• EXERCISE AIM: Gather up every line from the entries below that uses the word "learners".

• DATA LISTING:
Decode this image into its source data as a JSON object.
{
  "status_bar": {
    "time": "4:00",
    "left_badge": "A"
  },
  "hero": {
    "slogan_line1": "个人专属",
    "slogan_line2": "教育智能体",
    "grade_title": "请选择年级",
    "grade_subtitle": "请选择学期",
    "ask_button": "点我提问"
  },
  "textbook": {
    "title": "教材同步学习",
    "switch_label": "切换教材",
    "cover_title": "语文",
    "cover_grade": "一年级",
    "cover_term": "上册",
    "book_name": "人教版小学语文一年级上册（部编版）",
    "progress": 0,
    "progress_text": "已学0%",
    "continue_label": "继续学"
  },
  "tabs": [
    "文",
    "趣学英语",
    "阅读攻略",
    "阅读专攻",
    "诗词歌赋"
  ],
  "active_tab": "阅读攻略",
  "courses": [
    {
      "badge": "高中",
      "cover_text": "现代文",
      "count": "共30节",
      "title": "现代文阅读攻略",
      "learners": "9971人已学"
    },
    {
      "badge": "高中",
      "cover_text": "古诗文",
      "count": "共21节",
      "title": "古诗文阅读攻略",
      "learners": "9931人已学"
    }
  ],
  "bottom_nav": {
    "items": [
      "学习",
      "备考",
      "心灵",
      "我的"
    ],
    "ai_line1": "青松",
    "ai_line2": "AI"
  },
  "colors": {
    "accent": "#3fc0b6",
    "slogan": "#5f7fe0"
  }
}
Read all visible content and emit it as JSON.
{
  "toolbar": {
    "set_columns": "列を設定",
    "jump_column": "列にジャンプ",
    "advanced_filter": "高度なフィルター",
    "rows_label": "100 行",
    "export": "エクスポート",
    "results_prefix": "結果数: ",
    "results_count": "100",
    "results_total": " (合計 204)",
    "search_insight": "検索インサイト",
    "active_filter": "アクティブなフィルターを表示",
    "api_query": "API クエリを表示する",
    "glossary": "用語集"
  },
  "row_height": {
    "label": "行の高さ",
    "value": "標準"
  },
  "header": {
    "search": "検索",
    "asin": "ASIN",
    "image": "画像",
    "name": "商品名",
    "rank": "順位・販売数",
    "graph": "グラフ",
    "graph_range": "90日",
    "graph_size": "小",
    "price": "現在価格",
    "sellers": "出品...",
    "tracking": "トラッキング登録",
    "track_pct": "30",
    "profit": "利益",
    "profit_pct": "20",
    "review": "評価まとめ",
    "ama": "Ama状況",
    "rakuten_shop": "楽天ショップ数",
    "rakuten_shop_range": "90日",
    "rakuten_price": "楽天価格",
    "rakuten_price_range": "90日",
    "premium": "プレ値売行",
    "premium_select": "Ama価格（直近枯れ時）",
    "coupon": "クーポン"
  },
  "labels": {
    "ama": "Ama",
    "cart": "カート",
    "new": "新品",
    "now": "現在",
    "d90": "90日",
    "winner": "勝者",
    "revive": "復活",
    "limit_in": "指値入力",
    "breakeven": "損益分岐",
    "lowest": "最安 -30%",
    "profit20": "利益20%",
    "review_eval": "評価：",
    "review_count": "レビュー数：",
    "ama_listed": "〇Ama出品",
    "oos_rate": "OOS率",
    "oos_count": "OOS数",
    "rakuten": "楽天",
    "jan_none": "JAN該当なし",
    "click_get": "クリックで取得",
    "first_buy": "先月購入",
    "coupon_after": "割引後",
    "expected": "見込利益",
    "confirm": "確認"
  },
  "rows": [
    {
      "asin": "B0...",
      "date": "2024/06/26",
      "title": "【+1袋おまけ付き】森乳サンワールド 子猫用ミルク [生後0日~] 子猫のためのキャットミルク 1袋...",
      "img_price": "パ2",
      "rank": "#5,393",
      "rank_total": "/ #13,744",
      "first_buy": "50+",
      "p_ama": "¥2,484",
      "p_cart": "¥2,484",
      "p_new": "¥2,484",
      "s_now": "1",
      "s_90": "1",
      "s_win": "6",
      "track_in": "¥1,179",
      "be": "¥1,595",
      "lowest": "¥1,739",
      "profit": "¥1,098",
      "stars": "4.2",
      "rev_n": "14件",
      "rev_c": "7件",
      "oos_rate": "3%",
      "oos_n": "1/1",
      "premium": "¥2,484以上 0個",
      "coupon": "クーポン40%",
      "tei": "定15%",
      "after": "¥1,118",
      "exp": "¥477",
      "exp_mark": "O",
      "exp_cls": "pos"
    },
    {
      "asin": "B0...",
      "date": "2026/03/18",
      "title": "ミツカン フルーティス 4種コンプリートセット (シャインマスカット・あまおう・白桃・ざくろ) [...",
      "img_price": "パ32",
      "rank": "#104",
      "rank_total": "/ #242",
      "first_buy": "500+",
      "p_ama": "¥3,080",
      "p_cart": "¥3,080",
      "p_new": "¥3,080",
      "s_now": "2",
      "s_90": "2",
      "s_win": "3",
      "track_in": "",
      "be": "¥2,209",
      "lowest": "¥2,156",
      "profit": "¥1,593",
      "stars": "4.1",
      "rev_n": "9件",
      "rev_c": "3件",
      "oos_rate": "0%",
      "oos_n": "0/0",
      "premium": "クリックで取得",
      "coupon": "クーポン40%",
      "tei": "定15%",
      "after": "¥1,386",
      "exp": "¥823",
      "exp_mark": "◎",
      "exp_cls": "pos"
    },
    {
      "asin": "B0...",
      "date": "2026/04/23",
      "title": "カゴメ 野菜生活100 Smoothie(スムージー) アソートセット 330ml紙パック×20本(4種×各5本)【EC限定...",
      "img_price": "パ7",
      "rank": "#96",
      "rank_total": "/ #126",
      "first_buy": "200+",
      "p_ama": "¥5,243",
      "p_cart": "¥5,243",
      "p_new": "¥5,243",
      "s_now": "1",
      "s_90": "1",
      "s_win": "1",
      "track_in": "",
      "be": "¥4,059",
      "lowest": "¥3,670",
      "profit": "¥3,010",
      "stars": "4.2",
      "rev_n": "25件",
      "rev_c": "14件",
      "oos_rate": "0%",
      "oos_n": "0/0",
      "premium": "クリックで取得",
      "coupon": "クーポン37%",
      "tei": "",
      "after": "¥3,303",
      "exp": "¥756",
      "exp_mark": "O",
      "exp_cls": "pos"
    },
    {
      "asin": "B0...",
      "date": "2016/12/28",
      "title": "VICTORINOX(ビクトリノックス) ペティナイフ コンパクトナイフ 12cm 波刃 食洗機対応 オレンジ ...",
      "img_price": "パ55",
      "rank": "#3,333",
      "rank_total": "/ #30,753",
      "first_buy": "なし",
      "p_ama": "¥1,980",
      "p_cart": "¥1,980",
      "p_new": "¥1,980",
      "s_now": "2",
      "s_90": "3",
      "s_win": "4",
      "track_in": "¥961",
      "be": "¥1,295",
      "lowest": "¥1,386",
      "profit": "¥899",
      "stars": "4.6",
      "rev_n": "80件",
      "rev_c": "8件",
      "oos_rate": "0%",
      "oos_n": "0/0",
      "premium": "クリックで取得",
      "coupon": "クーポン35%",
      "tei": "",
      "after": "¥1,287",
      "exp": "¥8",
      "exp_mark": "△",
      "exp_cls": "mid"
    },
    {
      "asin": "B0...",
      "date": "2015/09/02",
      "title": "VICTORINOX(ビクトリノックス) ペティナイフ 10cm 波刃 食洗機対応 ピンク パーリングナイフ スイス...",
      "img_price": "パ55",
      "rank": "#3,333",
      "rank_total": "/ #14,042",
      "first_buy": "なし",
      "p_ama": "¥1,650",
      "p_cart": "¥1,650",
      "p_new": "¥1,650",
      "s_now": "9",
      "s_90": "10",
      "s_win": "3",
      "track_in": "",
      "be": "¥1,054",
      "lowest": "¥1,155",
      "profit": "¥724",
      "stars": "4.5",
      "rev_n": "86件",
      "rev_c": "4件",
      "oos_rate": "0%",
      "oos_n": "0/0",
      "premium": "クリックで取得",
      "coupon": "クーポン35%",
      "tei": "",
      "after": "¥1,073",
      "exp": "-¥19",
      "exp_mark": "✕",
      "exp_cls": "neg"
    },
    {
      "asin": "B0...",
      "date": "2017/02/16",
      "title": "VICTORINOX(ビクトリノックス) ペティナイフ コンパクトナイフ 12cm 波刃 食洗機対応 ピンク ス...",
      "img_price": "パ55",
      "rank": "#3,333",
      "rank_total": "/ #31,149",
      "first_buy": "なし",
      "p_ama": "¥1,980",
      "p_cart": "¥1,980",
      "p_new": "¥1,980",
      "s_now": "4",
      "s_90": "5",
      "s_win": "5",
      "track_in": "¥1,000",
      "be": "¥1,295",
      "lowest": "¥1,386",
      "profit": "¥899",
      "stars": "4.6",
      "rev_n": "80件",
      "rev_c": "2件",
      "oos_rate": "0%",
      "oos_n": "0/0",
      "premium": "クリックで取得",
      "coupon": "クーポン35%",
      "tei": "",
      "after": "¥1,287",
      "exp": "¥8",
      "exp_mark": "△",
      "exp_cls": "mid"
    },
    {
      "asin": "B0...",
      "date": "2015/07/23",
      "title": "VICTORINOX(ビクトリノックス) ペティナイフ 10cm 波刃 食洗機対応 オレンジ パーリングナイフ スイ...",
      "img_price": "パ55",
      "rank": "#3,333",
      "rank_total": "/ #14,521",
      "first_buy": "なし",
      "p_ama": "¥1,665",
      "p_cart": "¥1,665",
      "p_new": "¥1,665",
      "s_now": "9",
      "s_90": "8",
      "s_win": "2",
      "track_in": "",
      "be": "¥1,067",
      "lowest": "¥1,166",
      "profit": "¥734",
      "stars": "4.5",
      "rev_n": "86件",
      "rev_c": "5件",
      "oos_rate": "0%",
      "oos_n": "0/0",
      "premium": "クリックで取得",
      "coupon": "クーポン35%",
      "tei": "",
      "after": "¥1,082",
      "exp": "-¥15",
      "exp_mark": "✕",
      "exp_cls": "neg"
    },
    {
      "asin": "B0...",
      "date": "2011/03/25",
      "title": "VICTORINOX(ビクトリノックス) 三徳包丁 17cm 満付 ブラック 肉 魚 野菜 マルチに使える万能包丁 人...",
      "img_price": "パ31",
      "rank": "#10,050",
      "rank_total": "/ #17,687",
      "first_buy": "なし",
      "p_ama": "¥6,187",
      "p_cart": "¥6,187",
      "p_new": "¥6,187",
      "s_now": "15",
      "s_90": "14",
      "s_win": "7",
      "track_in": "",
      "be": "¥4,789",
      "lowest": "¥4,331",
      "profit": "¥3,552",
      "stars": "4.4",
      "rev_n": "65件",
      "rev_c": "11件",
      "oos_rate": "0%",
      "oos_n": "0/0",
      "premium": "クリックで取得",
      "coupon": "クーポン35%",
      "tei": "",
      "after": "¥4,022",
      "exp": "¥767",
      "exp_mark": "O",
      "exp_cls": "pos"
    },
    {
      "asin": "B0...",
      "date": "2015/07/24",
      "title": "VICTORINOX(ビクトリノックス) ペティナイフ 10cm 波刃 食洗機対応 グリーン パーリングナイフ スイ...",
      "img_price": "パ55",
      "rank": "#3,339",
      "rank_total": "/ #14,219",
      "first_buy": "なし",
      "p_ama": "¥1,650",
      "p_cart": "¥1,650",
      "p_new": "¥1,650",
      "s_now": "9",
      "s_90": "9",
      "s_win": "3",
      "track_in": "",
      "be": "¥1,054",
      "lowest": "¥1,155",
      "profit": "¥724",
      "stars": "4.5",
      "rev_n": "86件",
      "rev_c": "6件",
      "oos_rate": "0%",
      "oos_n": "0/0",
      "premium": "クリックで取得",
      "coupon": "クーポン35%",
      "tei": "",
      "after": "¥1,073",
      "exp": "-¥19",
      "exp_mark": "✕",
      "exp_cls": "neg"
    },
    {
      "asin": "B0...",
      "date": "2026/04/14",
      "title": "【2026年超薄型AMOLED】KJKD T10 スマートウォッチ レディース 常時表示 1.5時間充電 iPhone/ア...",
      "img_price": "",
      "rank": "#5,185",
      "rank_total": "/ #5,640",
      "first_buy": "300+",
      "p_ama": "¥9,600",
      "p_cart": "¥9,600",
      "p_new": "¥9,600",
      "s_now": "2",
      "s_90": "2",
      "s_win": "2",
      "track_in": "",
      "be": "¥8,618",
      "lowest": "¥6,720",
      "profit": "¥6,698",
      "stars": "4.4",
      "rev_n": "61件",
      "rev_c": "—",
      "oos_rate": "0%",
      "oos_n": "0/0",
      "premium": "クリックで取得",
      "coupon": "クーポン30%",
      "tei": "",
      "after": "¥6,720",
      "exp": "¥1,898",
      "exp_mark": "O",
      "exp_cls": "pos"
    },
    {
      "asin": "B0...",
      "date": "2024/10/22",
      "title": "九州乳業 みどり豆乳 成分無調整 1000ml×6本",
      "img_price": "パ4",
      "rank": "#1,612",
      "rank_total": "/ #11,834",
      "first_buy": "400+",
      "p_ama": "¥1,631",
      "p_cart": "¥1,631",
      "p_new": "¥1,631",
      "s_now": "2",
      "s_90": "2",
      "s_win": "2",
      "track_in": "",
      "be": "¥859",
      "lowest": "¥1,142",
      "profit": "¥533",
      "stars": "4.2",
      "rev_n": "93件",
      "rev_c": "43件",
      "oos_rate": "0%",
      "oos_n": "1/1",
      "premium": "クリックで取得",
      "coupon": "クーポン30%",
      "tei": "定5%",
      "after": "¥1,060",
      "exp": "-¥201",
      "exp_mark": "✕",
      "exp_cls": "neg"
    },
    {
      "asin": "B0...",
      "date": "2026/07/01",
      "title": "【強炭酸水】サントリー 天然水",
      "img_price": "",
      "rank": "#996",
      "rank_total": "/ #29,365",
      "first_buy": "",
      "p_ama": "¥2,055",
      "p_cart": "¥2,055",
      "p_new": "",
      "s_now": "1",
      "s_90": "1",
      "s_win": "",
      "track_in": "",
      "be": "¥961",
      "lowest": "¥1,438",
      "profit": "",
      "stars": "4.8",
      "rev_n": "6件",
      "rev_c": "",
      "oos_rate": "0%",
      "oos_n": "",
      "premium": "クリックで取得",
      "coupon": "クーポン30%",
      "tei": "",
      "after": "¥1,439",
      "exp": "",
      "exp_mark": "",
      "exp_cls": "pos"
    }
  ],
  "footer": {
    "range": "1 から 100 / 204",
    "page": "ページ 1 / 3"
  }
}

• RESPONSE BELOW:
      "learners": "9971人已学"
      "learners": "9931人已学"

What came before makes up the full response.